▸ YOUR INSTRUCTIONS
From the entries below, copy every line holding the word "this".

#### MATERIALS PROVIDED ####

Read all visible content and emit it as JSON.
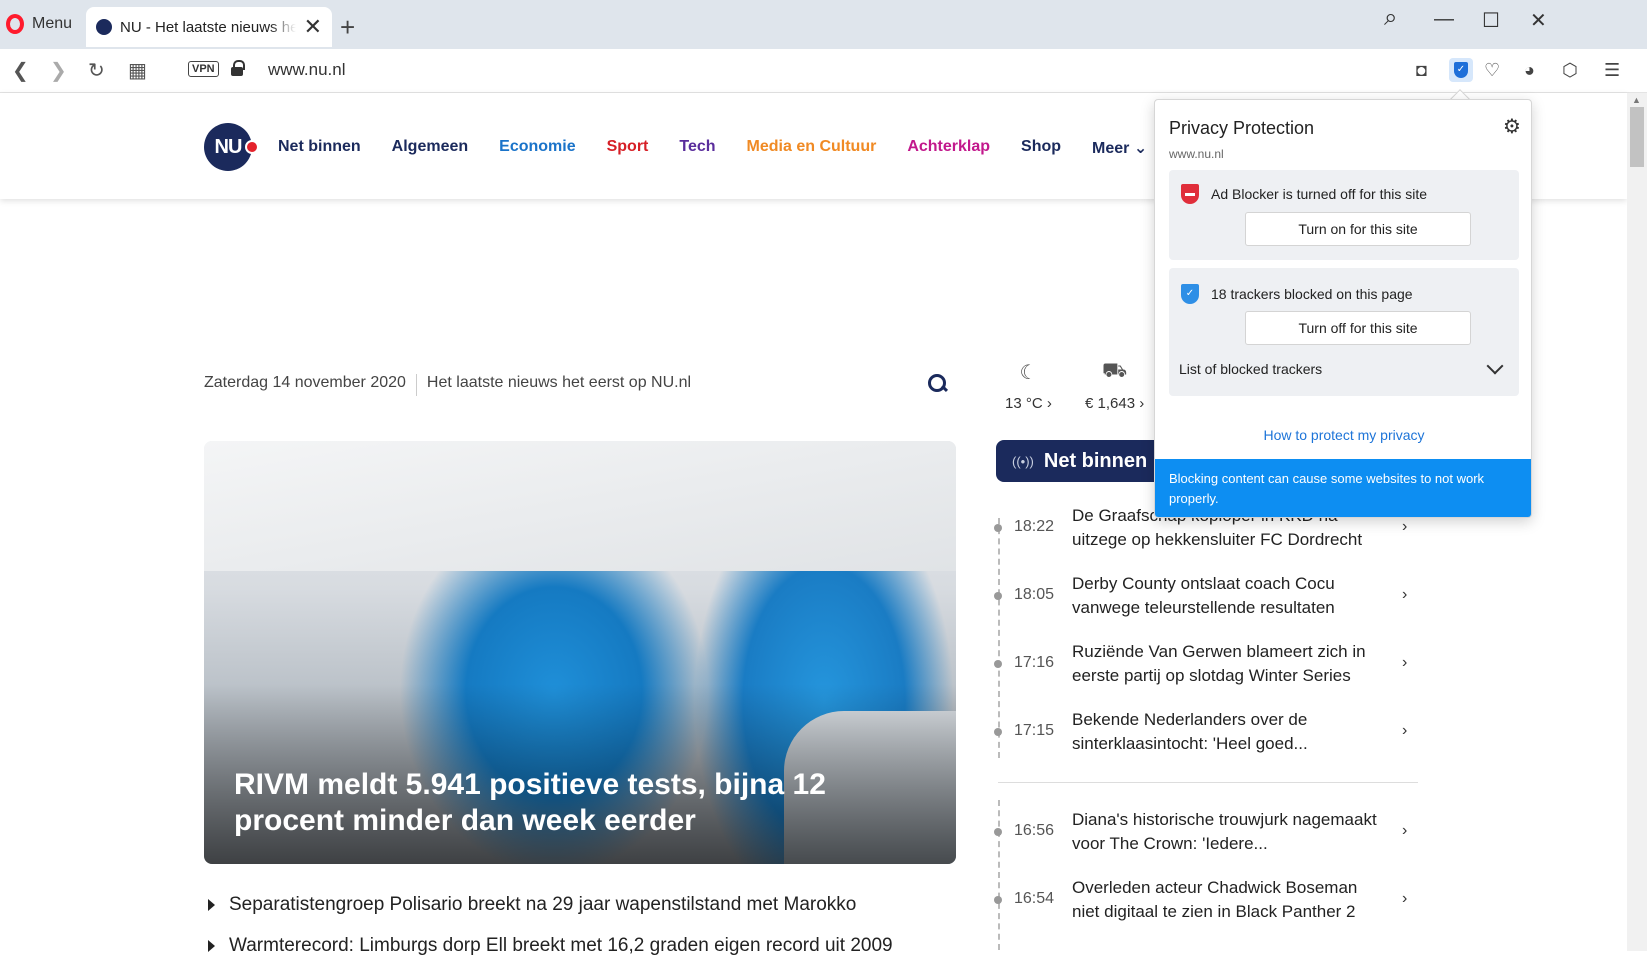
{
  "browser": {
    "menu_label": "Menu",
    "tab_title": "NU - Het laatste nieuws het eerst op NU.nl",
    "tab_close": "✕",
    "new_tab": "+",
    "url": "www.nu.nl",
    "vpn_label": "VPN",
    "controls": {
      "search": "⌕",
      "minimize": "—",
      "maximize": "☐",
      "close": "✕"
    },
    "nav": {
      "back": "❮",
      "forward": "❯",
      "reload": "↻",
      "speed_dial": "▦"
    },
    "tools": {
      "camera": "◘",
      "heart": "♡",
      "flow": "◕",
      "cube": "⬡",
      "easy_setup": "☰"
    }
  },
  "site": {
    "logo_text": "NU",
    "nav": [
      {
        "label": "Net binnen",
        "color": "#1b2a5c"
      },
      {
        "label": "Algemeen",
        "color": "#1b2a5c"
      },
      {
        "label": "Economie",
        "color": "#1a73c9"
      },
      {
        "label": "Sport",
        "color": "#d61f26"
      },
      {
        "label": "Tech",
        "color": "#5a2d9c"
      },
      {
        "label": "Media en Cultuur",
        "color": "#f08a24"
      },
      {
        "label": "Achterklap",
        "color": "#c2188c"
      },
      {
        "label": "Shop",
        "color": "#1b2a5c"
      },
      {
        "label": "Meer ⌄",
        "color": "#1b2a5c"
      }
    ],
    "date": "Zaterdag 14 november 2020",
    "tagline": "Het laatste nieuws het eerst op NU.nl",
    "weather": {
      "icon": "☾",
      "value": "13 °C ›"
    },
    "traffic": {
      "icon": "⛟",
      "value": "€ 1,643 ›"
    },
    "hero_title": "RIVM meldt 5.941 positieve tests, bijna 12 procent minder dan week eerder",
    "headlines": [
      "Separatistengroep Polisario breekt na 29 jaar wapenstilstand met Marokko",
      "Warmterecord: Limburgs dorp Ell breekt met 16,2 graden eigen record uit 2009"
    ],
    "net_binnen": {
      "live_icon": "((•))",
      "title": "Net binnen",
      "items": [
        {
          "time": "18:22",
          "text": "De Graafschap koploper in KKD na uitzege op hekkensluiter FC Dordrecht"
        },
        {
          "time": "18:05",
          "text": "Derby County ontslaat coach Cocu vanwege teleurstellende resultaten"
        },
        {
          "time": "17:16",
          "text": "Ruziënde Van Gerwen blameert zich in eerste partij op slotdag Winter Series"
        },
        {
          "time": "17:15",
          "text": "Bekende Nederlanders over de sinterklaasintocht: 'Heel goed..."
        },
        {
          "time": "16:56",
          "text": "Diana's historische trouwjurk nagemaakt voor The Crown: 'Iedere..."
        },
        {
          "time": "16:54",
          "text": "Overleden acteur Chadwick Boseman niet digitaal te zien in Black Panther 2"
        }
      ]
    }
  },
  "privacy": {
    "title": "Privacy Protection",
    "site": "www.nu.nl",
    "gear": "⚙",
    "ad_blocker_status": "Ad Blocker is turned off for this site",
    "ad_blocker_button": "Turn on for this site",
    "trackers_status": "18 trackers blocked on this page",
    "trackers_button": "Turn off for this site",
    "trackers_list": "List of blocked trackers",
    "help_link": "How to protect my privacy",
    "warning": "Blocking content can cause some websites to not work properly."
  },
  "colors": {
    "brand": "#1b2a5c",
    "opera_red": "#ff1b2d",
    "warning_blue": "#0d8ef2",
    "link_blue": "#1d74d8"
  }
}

####
#### MATERIALS PROVIDED ####

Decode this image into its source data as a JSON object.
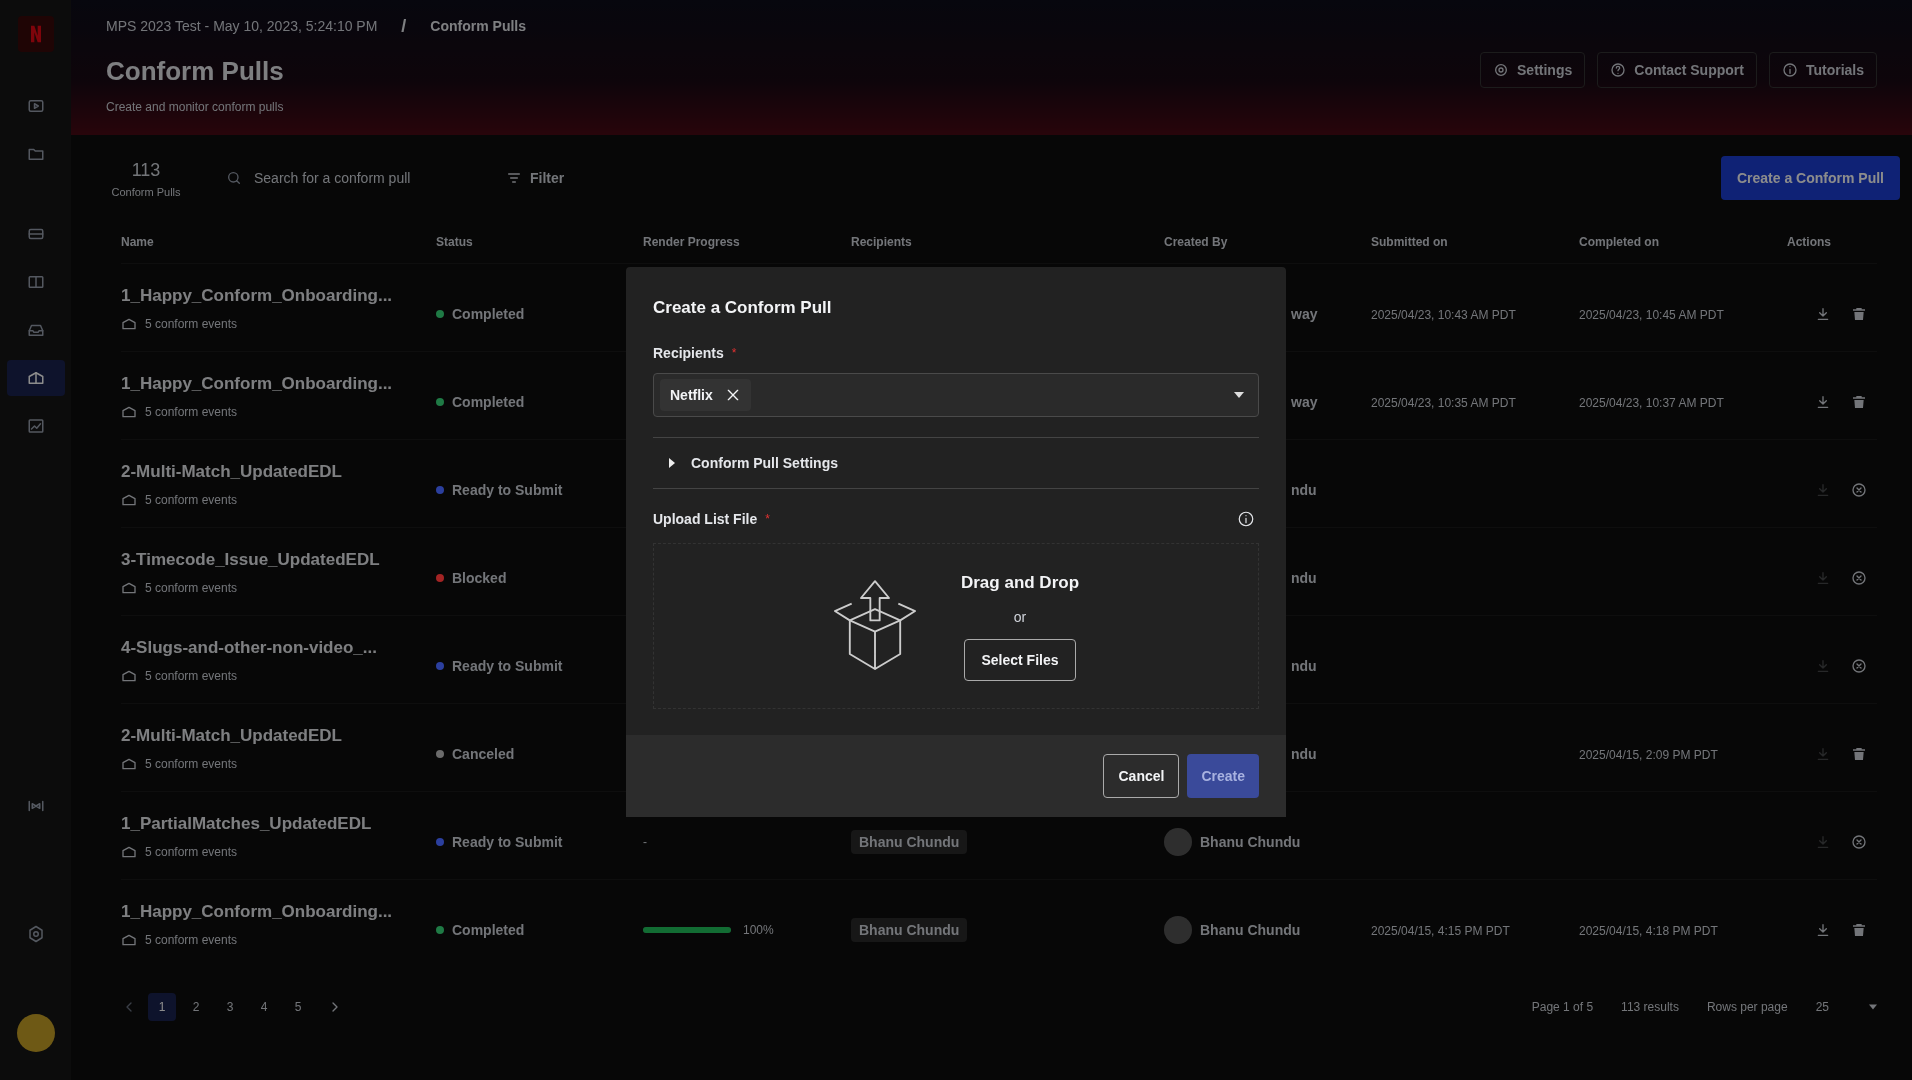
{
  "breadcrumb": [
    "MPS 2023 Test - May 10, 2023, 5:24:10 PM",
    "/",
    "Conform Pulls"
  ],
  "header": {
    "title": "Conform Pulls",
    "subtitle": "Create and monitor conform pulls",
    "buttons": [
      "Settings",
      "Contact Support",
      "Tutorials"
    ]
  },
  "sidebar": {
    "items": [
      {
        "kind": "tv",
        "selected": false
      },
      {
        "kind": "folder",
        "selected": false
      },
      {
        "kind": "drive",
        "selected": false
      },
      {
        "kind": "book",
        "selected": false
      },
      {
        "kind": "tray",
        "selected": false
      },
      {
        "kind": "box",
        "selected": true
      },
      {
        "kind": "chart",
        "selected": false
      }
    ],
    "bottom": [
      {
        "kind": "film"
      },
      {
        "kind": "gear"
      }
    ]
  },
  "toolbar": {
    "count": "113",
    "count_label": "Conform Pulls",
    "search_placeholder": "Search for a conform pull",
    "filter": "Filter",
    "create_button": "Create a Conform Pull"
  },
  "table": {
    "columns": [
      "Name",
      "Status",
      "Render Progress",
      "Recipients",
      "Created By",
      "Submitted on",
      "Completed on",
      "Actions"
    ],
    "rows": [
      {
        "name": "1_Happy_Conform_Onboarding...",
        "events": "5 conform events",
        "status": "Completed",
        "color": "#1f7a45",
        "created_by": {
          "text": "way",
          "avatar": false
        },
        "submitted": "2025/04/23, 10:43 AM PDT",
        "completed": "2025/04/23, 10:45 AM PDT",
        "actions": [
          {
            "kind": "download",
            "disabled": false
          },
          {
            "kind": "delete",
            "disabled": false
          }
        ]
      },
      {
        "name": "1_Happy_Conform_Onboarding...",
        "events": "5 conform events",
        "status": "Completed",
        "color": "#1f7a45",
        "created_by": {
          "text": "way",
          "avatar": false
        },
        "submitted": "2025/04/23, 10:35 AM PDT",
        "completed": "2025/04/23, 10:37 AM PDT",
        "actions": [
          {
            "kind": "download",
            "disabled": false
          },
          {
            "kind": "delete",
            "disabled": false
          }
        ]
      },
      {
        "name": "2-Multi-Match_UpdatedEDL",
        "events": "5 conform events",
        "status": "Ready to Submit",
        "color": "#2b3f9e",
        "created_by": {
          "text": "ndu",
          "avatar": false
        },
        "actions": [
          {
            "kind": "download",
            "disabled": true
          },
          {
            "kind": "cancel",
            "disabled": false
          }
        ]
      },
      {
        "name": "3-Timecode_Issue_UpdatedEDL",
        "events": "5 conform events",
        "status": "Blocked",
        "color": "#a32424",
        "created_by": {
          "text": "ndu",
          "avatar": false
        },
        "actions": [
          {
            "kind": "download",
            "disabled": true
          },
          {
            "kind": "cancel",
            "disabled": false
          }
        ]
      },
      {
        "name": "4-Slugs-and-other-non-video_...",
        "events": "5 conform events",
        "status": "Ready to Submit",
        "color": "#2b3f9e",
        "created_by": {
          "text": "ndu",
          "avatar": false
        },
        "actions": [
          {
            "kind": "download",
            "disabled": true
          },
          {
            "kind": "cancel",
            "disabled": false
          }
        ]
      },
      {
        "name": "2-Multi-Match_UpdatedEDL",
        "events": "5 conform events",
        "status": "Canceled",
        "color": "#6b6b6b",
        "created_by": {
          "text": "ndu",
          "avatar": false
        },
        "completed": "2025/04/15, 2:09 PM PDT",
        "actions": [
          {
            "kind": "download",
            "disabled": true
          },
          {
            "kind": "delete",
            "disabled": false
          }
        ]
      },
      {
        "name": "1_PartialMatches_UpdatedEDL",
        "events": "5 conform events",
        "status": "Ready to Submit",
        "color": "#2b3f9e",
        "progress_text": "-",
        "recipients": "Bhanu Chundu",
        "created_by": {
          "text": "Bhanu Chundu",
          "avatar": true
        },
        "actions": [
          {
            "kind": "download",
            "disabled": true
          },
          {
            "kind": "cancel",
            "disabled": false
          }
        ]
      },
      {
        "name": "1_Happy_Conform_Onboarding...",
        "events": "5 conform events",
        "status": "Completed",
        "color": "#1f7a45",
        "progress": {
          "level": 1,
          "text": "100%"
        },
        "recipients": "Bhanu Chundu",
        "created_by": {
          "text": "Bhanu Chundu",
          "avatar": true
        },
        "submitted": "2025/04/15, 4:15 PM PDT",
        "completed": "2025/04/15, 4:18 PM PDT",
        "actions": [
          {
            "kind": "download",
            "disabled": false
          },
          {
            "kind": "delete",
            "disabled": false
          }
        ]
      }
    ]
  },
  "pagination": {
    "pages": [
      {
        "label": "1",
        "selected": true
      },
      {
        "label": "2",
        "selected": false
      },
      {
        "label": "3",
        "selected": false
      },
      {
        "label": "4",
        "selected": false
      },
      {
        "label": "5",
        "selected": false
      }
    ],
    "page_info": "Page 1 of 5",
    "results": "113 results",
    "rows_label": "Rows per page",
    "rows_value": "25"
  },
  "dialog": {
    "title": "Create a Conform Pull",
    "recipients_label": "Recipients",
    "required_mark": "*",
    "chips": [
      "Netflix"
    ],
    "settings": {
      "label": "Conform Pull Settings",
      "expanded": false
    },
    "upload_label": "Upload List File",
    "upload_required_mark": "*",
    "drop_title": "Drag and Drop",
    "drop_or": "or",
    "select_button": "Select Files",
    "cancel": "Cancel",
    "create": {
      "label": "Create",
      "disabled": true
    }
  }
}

####

▸ ANSWER BELOW
    "ad_blocker_status": "Ad Blocker is turned off for this site",
    "ad_blocker_button": "Turn on for this site",
    "trackers_status": "18 trackers blocked on this page",
    "trackers_button": "Turn off for this site",
Decode this image into its source data as a JSON object.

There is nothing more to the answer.